# Source material start
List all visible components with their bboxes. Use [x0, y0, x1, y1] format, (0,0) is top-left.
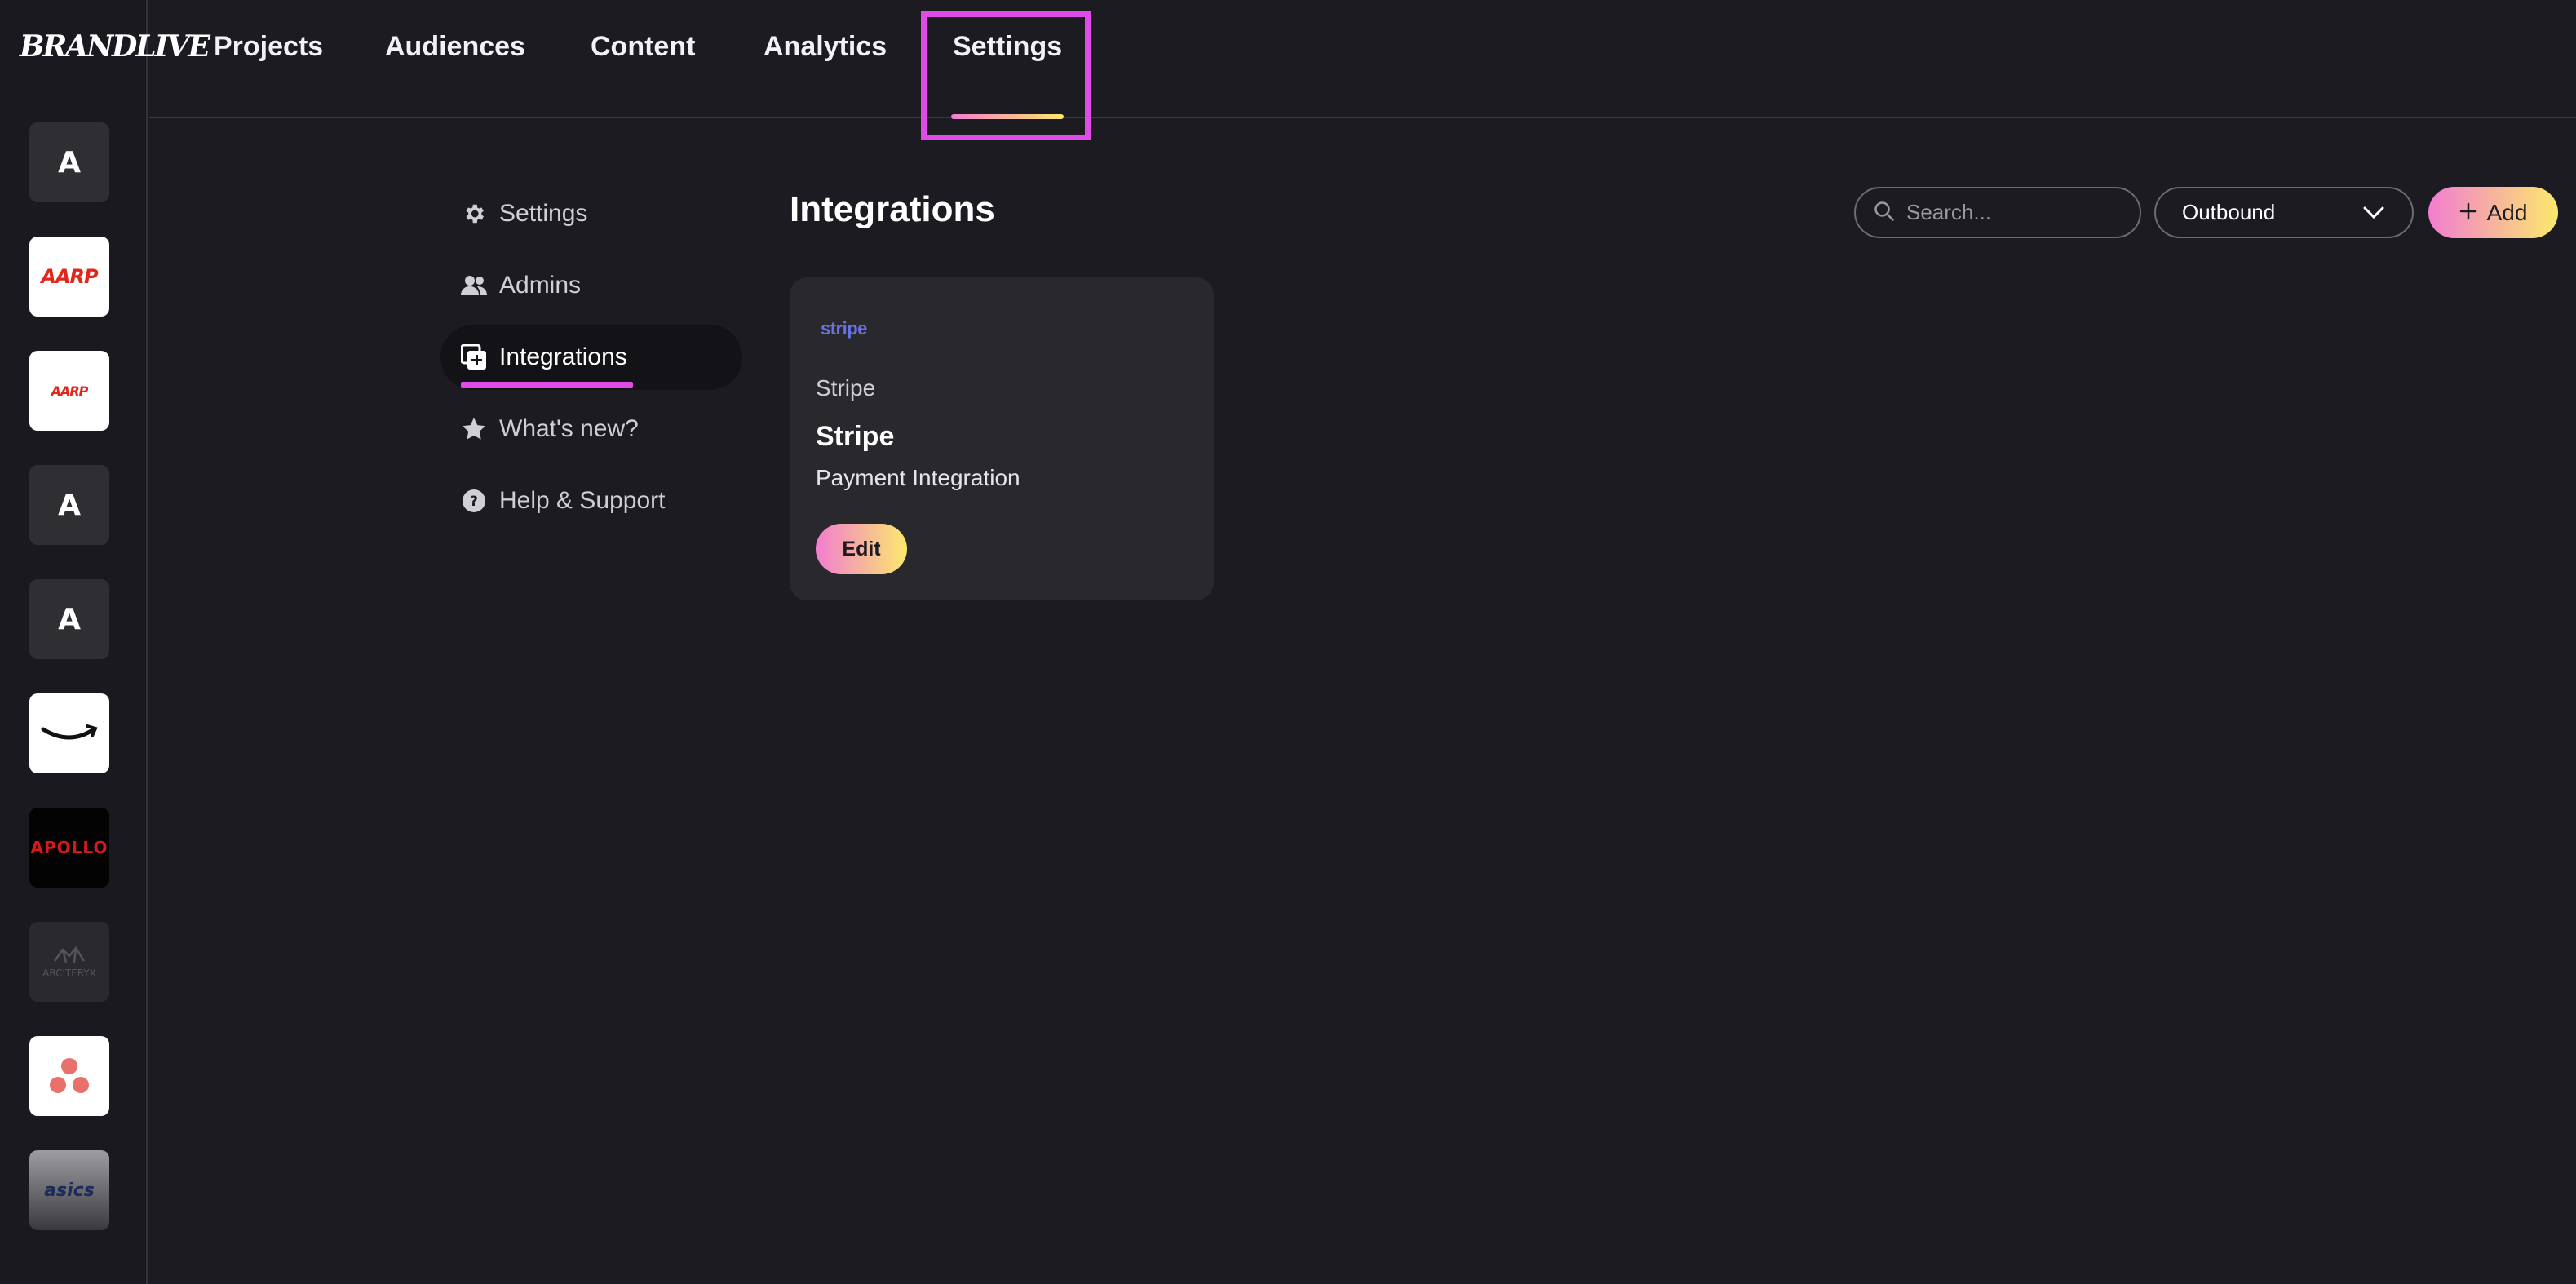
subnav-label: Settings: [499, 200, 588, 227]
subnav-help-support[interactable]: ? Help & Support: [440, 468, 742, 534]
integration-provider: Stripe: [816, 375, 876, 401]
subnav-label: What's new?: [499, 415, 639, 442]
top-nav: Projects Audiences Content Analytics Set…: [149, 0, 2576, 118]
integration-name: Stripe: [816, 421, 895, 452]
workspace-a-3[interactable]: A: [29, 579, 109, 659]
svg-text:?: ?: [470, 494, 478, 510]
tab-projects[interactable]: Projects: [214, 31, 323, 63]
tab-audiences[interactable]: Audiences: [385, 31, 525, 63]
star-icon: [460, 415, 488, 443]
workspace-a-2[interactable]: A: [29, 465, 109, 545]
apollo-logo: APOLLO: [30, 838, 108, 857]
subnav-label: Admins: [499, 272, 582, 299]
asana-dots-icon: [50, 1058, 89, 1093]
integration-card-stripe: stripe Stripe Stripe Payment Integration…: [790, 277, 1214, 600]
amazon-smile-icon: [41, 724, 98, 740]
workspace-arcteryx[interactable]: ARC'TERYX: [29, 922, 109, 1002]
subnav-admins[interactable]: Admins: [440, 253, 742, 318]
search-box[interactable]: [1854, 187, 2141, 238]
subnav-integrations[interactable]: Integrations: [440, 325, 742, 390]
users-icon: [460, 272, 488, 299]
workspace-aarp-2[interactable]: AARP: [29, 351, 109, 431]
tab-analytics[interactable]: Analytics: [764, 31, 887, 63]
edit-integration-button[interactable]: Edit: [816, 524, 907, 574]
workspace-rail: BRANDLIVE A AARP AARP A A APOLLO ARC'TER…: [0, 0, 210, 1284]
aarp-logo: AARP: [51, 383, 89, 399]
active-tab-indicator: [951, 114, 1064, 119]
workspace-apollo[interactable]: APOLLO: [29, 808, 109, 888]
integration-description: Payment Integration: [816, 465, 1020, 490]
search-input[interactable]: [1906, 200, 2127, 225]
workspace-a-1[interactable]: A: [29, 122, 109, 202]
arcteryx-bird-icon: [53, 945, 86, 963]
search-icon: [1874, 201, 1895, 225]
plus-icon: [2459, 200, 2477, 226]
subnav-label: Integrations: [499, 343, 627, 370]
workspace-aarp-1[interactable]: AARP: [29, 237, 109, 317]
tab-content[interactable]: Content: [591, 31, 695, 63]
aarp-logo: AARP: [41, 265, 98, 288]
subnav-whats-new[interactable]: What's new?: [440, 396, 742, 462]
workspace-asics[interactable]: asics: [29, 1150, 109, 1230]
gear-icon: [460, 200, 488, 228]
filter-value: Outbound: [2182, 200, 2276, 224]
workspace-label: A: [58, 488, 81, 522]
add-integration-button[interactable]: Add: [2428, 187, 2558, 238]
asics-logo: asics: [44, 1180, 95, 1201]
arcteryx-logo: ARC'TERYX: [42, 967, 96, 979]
# Source material end
→ Given exercise
Swap every "interactable" in the data above for "clickable" and return all the lines with nothing else changed. Leave the pictures out of your answer.

→ Result of this exercise
List all visible components with their bboxes. Use [x0, y0, x1, y1] format, (0,0) is top-left.
subnav-label: Settings: [499, 200, 588, 227]
subnav-help-support[clickable]: ? Help & Support: [440, 468, 742, 534]
integration-provider: Stripe: [816, 375, 876, 401]
subnav-label: What's new?: [499, 415, 639, 442]
top-nav: Projects Audiences Content Analytics Set…: [149, 0, 2576, 118]
integration-name: Stripe: [816, 421, 895, 452]
workspace-a-3[clickable]: A: [29, 579, 109, 659]
svg-text:?: ?: [470, 494, 478, 510]
tab-projects[clickable]: Projects: [214, 31, 323, 63]
tab-audiences[clickable]: Audiences: [385, 31, 525, 63]
star-icon: [460, 415, 488, 443]
workspace-a-2[clickable]: A: [29, 465, 109, 545]
apollo-logo: APOLLO: [30, 838, 108, 857]
subnav-label: Admins: [499, 272, 582, 299]
asana-dots-icon: [50, 1058, 89, 1093]
integration-card-stripe: stripe Stripe Stripe Payment Integration…: [790, 277, 1214, 600]
amazon-smile-icon: [41, 724, 98, 740]
workspace-arcteryx[clickable]: ARC'TERYX: [29, 922, 109, 1002]
subnav-admins[clickable]: Admins: [440, 253, 742, 318]
search-box[clickable]: [1854, 187, 2141, 238]
subnav-integrations[clickable]: Integrations: [440, 325, 742, 390]
users-icon: [460, 272, 488, 299]
workspace-aarp-2[clickable]: AARP: [29, 351, 109, 431]
tab-analytics[clickable]: Analytics: [764, 31, 887, 63]
edit-integration-button[clickable]: Edit: [816, 524, 907, 574]
workspace-rail: BRANDLIVE A AARP AARP A A APOLLO ARC'TER…: [0, 0, 210, 1284]
aarp-logo: AARP: [51, 383, 89, 399]
active-tab-indicator: [951, 114, 1064, 119]
workspace-apollo[clickable]: APOLLO: [29, 808, 109, 888]
integration-description: Payment Integration: [816, 465, 1020, 490]
search-input[clickable]: [1906, 200, 2127, 225]
workspace-a-1[clickable]: A: [29, 122, 109, 202]
arcteryx-bird-icon: [53, 945, 86, 963]
search-icon: [1874, 201, 1895, 225]
plus-icon: [2459, 200, 2477, 226]
subnav-label: Integrations: [499, 343, 627, 370]
workspace-aarp-1[clickable]: AARP: [29, 237, 109, 317]
tab-content[clickable]: Content: [591, 31, 695, 63]
aarp-logo: AARP: [41, 265, 98, 288]
subnav-whats-new[clickable]: What's new?: [440, 396, 742, 462]
workspace-asics[clickable]: asics: [29, 1150, 109, 1230]
gear-icon: [460, 200, 488, 228]
filter-value: Outbound: [2182, 200, 2276, 224]
workspace-label: A: [58, 488, 81, 522]
add-integration-button[clickable]: Add: [2428, 187, 2558, 238]
asics-logo: asics: [44, 1180, 95, 1201]
arcteryx-logo: ARC'TERYX: [42, 967, 96, 979]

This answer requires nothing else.